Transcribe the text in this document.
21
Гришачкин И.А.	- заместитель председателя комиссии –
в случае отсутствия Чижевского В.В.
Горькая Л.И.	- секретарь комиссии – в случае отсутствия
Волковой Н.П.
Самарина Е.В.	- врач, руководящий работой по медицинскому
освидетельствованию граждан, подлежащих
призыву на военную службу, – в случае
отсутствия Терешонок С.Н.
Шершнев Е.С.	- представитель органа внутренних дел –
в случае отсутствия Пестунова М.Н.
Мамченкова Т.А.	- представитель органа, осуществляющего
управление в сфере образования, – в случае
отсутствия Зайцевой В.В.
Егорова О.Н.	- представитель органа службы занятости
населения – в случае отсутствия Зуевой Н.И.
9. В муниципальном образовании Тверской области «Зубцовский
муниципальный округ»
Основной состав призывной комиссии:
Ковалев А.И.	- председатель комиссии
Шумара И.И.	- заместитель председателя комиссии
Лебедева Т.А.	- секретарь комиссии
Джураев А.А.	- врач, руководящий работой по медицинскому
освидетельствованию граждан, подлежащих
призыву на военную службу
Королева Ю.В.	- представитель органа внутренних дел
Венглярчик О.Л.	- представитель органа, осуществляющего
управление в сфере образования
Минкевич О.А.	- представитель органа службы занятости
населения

============================================================

**Task requirements:** Show the lines of the records that include the string "работой".

**Task response:**
Самарина Е.В.	- врач, руководящий работой по медицинскому
Джураев А.А.	- врач, руководящий работой по медицинскому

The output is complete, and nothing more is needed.